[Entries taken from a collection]
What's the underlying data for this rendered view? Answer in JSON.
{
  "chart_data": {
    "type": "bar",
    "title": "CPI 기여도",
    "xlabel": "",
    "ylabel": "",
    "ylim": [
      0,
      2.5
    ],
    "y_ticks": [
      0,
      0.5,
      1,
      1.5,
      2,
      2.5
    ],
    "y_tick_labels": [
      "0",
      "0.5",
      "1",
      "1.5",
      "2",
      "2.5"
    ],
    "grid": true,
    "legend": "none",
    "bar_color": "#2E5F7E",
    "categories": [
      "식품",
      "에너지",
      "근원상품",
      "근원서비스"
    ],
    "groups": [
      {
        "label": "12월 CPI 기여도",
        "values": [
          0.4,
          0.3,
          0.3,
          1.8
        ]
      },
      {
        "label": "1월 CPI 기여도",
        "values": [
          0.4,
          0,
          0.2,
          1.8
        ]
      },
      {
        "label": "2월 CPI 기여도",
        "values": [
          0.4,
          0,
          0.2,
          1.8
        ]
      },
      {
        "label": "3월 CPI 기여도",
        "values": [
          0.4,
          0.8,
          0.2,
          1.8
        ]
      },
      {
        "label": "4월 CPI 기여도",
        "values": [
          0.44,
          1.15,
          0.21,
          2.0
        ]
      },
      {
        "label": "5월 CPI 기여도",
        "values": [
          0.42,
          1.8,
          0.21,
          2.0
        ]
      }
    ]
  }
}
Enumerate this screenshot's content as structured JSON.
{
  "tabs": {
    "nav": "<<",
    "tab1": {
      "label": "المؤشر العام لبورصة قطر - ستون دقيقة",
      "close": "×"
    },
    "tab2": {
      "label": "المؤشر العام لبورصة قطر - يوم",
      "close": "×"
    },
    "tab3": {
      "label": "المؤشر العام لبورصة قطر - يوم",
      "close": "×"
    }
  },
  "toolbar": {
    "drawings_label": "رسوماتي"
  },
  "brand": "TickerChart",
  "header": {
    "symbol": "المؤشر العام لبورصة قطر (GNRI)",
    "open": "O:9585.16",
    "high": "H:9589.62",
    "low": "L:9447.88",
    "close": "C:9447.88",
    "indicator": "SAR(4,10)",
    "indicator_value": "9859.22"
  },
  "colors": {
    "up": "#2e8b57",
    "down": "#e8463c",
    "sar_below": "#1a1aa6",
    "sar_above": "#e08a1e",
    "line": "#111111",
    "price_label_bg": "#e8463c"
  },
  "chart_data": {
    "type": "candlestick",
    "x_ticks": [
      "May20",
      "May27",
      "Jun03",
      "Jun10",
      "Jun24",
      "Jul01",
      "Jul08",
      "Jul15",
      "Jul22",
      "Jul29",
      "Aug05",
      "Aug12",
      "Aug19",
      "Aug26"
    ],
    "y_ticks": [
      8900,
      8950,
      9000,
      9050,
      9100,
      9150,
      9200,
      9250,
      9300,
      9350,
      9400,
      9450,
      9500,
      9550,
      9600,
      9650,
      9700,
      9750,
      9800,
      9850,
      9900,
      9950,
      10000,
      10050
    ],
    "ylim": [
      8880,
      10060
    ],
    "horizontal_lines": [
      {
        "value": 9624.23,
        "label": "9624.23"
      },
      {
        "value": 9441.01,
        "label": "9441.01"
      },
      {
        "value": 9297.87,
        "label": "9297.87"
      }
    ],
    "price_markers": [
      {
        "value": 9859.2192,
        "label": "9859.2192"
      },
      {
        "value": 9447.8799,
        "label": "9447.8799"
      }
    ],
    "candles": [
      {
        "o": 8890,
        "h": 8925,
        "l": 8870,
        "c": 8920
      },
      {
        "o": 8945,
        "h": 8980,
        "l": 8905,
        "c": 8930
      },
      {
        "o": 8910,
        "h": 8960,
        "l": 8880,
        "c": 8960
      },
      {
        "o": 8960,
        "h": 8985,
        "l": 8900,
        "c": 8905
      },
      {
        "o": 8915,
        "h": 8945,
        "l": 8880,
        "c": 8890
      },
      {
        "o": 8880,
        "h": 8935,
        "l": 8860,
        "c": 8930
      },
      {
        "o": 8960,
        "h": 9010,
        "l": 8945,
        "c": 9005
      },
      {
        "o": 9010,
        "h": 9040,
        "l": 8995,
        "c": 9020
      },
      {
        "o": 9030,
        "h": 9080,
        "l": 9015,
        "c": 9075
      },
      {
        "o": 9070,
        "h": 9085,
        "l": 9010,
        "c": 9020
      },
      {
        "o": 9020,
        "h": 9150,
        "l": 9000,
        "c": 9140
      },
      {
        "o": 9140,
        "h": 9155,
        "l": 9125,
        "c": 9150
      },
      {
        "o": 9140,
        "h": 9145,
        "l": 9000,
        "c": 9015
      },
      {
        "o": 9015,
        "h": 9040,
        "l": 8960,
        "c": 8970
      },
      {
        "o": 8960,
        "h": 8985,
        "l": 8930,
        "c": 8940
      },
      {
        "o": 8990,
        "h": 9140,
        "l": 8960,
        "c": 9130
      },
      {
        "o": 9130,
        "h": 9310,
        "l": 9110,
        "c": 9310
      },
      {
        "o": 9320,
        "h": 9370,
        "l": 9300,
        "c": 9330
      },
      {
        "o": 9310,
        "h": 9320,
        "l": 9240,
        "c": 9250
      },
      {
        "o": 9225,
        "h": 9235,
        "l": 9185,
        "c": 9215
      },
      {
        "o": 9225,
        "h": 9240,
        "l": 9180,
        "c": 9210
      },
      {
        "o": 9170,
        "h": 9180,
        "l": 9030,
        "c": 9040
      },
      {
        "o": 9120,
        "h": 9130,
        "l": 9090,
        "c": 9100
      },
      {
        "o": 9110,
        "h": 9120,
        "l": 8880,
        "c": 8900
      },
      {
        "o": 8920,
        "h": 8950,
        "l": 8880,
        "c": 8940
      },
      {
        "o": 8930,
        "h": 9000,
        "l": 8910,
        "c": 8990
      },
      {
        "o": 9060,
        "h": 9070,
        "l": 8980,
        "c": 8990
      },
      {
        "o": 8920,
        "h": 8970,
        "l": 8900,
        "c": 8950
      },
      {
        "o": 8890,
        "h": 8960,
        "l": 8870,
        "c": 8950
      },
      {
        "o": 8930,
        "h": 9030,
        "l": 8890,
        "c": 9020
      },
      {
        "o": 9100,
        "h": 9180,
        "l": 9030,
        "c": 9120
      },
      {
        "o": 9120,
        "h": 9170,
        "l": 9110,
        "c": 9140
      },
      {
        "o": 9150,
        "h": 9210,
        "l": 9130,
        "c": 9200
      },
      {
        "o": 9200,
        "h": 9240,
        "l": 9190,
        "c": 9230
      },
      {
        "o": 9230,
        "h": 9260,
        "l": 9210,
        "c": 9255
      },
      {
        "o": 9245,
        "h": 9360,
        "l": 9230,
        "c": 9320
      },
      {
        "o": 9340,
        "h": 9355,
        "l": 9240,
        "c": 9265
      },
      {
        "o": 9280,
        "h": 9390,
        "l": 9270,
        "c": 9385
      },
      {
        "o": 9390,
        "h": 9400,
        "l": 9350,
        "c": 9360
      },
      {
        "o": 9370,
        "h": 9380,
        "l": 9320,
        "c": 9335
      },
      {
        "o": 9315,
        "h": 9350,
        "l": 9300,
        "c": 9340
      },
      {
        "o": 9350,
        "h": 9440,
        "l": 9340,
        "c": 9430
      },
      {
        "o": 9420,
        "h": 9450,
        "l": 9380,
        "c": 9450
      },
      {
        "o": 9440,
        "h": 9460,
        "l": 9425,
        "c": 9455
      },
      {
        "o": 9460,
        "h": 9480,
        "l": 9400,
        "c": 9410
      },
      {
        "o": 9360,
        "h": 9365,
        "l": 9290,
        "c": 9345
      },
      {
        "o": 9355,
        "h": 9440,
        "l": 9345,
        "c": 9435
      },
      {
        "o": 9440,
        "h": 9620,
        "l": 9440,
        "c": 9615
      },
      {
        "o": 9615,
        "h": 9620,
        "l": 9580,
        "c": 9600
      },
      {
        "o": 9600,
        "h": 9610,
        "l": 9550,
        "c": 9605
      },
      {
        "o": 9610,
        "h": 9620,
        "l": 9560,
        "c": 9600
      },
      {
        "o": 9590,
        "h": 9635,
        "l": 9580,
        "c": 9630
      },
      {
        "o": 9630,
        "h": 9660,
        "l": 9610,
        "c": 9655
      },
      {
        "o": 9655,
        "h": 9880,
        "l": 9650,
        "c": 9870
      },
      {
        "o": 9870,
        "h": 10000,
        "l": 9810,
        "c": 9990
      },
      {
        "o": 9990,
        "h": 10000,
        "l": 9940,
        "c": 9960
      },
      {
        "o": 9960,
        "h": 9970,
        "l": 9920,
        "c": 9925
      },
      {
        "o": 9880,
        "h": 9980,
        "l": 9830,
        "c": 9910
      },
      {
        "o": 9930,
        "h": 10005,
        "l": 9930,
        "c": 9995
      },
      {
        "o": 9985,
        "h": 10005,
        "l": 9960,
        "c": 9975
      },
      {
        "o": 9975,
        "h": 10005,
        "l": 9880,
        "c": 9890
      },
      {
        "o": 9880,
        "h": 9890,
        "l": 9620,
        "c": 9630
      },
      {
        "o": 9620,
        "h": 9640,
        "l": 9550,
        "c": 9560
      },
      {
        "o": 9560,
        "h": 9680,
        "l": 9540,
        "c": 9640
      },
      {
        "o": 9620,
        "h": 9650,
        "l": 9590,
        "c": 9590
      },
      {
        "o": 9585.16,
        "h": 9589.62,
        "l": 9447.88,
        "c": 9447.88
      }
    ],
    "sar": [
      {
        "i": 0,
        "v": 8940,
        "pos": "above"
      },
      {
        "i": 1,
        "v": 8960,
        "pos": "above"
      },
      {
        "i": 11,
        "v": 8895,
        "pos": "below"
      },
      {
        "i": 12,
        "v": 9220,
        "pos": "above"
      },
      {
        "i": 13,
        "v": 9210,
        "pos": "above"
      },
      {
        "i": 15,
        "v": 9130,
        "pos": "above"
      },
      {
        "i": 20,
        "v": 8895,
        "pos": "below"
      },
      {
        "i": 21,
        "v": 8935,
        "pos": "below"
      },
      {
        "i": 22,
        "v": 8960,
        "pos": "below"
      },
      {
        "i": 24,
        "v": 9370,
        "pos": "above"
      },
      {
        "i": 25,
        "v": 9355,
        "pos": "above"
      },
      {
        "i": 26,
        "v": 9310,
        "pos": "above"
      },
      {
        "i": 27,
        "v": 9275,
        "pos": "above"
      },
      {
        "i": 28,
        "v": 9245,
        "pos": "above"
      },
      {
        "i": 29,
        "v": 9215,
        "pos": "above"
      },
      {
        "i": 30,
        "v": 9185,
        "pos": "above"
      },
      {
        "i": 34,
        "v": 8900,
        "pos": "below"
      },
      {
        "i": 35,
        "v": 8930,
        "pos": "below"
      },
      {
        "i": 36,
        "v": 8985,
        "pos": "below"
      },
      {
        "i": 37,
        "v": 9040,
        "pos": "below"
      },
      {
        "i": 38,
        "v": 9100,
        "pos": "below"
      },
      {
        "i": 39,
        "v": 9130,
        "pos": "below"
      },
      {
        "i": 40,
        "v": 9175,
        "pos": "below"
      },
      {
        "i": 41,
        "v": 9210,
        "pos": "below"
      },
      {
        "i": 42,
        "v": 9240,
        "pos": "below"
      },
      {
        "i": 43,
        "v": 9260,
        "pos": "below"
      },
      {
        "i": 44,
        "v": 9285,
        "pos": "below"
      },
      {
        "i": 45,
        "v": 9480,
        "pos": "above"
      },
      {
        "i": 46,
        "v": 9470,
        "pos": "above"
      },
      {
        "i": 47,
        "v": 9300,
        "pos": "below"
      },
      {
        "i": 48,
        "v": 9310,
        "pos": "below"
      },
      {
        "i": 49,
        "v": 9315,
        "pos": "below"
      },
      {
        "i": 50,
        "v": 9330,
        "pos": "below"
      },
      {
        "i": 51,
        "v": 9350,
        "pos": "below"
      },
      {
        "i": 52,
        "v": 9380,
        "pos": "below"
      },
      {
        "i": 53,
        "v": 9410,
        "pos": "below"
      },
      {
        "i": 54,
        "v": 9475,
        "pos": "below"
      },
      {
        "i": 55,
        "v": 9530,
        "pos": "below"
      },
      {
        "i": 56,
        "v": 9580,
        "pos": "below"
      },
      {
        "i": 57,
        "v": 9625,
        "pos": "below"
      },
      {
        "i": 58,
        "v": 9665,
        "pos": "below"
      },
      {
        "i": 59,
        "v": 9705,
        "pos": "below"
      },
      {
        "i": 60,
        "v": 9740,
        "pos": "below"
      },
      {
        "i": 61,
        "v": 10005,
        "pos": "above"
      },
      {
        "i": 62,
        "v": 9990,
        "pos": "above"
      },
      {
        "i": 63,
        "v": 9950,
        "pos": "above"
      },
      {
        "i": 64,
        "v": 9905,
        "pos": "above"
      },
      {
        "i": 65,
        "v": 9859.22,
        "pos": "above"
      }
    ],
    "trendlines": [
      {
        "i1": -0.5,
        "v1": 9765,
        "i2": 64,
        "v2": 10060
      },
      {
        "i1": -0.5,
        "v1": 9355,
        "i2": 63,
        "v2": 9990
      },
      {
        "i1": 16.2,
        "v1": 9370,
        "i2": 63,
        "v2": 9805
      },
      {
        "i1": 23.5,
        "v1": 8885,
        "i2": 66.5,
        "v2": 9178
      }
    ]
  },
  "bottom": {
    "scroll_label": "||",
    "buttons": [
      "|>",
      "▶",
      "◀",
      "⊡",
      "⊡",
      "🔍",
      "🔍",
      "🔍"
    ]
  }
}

> BRIEF
Track down every line holding the string "العام" and copy it.

> EXERCISE RESULT
      "label": "المؤشر العام لبورصة قطر - ستون دقيقة",
      "label": "المؤشر العام لبورصة قطر - يوم",
      "label": "المؤشر العام لبورصة قطر - يوم",
    "symbol": "المؤشر العام لبورصة قطر (GNRI)",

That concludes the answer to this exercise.